CHALLENGE: Answer with the number of lines in the listing below that contain the word "Transient", and nothing else.

═══ PROVIDED MATERIAL

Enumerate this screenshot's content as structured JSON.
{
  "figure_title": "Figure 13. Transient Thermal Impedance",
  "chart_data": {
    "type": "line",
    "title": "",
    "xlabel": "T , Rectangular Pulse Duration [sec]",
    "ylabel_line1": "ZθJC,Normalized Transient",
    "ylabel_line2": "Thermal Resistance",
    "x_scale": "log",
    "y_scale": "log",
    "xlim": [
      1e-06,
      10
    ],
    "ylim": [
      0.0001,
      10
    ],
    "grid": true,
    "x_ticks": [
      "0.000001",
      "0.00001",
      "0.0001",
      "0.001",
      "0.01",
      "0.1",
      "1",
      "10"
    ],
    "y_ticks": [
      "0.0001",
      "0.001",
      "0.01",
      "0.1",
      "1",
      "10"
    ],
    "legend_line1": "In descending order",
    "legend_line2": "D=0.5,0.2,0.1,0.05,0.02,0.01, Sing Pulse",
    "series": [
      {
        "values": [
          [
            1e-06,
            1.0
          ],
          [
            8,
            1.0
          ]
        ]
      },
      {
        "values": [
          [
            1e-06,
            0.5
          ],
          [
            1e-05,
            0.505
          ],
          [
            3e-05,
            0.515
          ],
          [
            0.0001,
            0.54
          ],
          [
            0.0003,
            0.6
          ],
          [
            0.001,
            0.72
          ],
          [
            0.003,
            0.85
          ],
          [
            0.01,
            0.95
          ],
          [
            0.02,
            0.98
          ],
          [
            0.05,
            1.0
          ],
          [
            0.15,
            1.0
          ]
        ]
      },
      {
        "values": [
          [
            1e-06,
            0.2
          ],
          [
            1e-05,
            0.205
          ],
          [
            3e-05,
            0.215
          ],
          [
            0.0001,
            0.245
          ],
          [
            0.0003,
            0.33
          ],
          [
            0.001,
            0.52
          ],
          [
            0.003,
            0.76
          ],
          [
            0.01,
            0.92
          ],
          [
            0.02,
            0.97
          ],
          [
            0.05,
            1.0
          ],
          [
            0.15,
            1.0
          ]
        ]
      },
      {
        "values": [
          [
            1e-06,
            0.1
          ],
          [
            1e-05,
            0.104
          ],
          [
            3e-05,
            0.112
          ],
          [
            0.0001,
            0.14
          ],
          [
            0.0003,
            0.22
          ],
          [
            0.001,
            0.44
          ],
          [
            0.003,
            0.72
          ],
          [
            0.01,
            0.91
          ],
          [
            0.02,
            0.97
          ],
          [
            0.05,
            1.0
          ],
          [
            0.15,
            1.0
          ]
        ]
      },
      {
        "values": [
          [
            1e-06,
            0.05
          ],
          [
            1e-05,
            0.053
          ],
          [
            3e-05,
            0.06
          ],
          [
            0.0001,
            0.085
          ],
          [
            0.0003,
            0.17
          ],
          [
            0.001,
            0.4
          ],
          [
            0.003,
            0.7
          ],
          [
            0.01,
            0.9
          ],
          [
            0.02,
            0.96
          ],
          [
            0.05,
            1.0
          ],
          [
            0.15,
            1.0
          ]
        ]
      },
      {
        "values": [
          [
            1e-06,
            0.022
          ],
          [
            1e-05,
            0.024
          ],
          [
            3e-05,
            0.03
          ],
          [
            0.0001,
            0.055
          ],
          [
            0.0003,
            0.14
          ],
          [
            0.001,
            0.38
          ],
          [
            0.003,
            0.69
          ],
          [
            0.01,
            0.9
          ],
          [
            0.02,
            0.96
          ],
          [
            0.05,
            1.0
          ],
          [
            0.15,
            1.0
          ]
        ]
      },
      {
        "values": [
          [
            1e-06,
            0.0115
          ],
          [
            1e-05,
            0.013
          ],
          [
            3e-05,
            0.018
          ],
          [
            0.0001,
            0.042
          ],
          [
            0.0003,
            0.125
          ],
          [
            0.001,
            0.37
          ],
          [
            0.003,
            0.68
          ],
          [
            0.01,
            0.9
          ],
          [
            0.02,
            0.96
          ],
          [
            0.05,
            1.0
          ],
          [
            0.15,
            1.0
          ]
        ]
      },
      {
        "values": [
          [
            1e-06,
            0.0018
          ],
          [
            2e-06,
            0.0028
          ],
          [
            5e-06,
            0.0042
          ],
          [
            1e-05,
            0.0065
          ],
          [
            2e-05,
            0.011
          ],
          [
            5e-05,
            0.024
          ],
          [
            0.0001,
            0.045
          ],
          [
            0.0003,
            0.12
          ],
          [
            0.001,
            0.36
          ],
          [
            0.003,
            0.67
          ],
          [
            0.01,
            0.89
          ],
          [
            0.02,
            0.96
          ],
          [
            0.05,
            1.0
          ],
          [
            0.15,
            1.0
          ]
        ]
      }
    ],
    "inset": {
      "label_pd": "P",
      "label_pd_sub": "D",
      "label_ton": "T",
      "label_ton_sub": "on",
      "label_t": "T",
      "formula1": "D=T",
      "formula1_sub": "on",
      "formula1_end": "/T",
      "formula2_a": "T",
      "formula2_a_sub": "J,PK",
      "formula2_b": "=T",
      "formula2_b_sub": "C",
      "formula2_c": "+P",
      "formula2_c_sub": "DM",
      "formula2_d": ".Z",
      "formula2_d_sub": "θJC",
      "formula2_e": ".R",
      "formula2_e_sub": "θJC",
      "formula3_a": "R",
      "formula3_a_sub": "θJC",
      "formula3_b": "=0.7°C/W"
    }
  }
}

══════

SOLUTION FOR THIS TASK: 2